§ **AIM**: Only lines with the string "know" matter here; gather them from the material below.

(Collected data)
=-=-=-=-=

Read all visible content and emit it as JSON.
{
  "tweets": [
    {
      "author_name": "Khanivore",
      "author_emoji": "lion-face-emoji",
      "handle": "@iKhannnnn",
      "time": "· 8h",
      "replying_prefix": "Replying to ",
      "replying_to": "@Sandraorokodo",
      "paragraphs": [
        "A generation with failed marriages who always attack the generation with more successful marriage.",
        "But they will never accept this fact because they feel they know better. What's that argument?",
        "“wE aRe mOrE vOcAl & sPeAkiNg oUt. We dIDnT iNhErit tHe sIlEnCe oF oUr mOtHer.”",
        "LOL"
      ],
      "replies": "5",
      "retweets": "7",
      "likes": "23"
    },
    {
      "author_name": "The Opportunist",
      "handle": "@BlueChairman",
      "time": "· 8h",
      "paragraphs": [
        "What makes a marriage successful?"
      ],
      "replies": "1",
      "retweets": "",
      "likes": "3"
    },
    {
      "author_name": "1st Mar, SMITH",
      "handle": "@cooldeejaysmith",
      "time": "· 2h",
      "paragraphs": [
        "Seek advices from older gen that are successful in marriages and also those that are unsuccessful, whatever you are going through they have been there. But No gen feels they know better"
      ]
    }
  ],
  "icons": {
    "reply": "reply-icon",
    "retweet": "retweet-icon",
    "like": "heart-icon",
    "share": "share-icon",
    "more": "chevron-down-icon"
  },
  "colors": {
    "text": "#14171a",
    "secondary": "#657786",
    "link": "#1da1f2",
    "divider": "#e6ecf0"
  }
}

=-=-=-=-=

§ **EXPECTED ANSWER**:
        "But they will never accept this fact because they feel they know better. What's that argument?",
        "Seek advices from older gen that are successful in marriages and also those that are unsuccessful, whatever you are going through they have been there. But No gen feels they know better"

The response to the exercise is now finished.